> **Your goal**:
Report all lines from the entries below in which "Karl" appears.

> **Dataset excerpts**:
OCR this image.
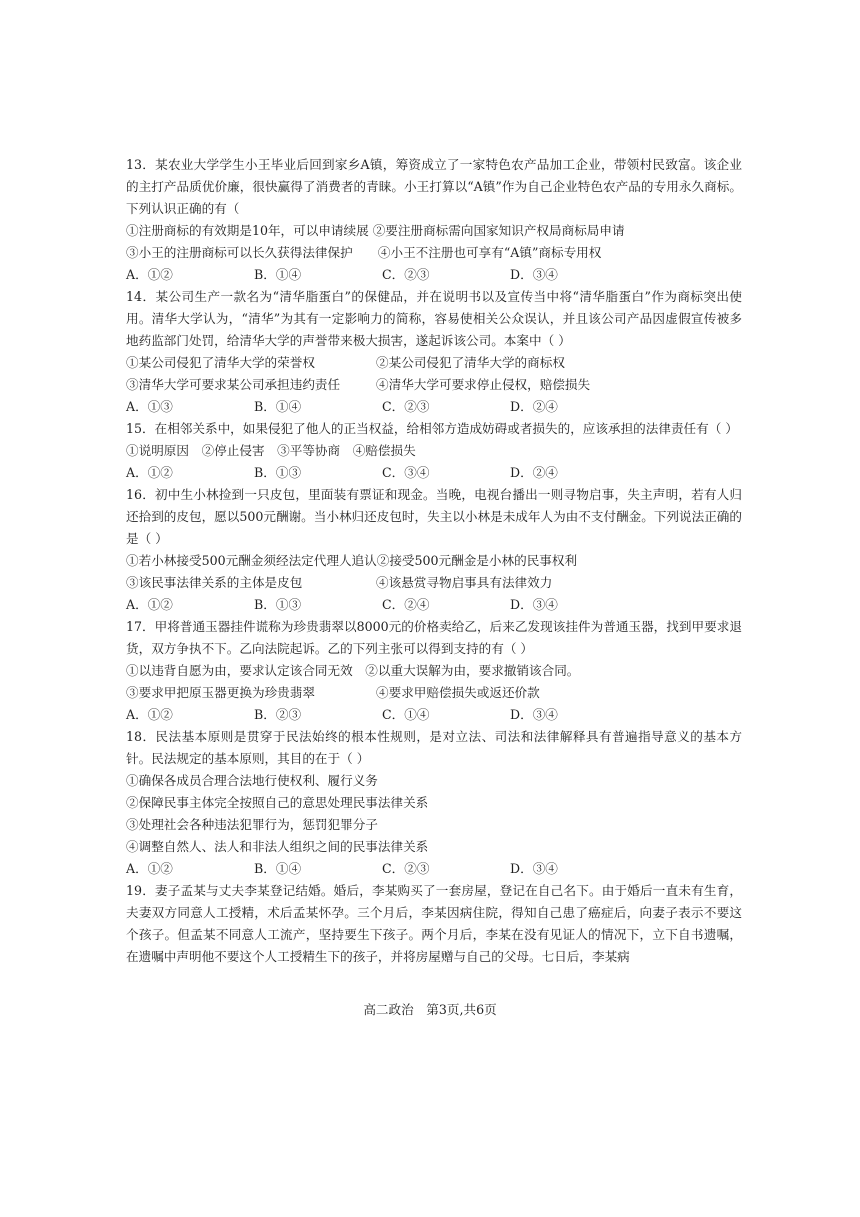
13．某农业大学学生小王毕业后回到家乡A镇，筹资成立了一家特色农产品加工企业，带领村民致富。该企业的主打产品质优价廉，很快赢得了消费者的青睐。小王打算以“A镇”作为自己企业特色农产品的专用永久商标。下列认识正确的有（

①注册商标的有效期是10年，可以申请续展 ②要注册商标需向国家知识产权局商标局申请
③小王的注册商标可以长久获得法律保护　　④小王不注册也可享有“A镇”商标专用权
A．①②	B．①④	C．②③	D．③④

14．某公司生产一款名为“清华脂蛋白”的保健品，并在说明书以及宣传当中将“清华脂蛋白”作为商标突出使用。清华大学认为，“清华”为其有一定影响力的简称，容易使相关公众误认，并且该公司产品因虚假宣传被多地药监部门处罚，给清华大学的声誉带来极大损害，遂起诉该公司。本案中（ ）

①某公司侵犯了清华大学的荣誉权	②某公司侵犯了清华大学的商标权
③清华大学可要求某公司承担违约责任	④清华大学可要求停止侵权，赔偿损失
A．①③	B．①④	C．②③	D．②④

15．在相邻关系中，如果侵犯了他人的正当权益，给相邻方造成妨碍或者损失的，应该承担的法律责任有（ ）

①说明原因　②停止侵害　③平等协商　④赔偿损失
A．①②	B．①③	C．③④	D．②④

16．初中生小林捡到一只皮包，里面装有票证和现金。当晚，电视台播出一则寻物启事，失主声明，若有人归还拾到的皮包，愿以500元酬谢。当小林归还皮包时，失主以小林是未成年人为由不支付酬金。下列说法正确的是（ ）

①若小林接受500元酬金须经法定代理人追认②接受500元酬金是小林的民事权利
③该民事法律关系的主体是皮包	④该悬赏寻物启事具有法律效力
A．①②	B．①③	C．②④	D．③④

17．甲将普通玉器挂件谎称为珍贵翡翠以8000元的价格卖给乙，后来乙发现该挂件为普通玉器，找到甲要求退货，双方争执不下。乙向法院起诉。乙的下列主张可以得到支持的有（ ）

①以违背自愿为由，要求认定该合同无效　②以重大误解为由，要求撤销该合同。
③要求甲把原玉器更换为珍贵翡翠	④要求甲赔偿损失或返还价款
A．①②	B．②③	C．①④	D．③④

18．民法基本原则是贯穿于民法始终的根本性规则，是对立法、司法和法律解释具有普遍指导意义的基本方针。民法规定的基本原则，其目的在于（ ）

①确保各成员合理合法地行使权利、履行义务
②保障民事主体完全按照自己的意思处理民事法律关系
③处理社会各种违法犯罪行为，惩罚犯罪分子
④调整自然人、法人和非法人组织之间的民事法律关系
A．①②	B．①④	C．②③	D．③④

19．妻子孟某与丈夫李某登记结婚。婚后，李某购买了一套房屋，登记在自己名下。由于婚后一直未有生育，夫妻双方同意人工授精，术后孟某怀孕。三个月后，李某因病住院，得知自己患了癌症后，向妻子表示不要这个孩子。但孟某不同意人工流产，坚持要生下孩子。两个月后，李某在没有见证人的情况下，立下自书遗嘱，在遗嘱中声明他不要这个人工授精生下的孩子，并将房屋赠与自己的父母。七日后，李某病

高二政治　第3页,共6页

--

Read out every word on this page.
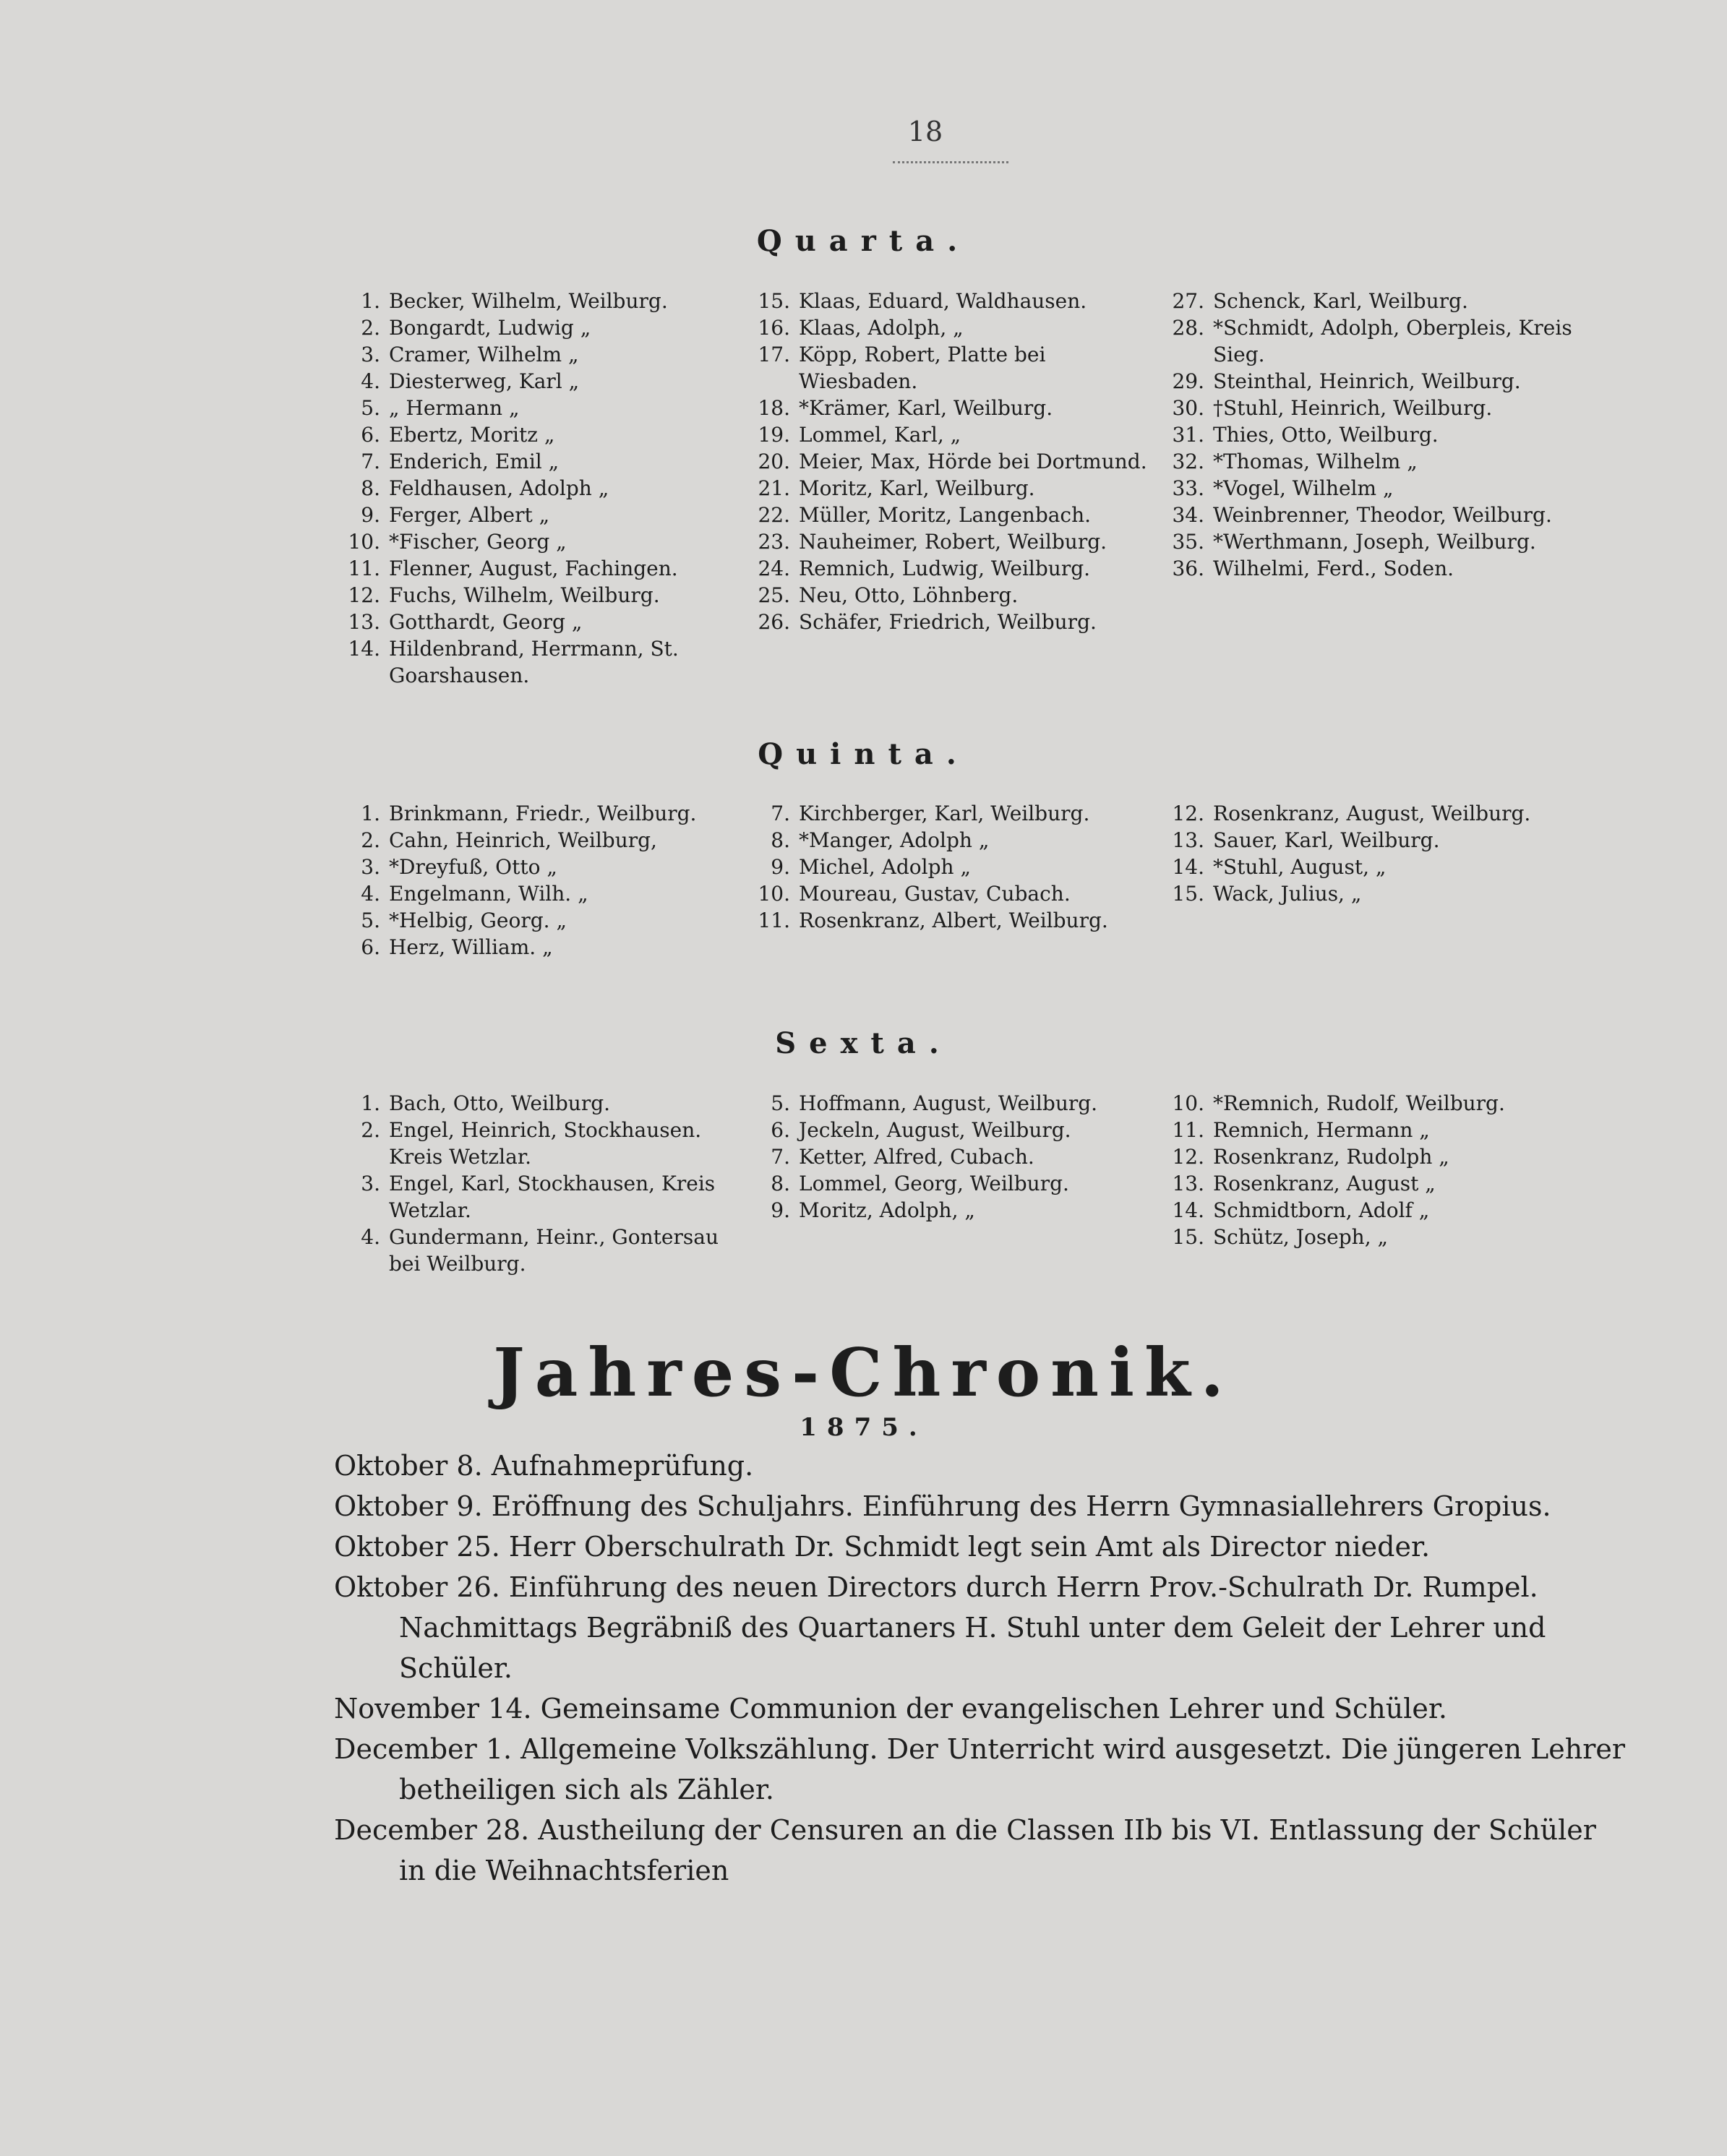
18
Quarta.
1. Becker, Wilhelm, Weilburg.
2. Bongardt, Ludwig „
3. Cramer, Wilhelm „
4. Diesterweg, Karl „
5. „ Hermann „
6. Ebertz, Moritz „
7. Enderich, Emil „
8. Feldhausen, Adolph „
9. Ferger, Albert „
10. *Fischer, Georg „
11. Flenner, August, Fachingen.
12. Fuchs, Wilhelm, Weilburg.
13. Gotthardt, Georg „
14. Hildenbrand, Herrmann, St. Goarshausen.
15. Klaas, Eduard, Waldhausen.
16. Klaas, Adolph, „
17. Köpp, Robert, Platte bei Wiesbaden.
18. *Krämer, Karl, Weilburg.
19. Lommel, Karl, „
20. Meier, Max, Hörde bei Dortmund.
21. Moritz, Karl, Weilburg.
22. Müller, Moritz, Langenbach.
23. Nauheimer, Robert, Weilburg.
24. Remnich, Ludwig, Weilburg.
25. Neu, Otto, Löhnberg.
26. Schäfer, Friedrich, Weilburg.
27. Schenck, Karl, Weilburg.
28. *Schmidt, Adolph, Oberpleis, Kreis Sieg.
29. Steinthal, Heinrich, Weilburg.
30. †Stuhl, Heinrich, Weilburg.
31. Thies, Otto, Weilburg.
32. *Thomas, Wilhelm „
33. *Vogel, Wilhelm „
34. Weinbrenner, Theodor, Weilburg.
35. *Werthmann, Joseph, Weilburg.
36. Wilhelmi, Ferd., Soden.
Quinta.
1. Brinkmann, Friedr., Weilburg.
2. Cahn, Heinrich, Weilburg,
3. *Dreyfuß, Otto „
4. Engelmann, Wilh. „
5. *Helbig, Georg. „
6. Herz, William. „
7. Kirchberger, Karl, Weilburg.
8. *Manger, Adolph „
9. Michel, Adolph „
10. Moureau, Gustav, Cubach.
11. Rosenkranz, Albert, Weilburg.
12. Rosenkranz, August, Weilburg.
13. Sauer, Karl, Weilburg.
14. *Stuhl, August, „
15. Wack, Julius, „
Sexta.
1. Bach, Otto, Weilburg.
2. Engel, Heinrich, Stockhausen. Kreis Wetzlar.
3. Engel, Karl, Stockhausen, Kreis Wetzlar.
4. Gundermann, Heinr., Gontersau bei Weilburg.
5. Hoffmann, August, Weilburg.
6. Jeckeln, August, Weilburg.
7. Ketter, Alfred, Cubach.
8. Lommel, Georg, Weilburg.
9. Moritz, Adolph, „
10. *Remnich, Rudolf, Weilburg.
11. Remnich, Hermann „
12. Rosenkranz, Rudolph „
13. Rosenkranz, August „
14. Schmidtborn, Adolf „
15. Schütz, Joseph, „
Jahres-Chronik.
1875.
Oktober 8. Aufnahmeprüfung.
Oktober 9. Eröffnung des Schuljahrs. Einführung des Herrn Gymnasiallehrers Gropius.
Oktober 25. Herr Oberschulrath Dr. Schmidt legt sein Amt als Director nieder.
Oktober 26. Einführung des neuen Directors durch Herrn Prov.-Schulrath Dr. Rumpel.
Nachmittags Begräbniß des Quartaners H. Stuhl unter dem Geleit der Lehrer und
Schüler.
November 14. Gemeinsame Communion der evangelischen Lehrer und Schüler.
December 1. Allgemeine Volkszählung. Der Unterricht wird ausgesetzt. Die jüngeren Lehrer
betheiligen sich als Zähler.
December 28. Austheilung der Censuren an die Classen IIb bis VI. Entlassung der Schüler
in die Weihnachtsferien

> **Output of the exercise**:
4. Diesterweg, Karl „
18. *Krämer, Karl, Weilburg.
19. Lommel, Karl, „
21. Moritz, Karl, Weilburg.
27. Schenck, Karl, Weilburg.
7. Kirchberger, Karl, Weilburg.
13. Sauer, Karl, Weilburg.
3. Engel, Karl, Stockhausen, Kreis Wetzlar.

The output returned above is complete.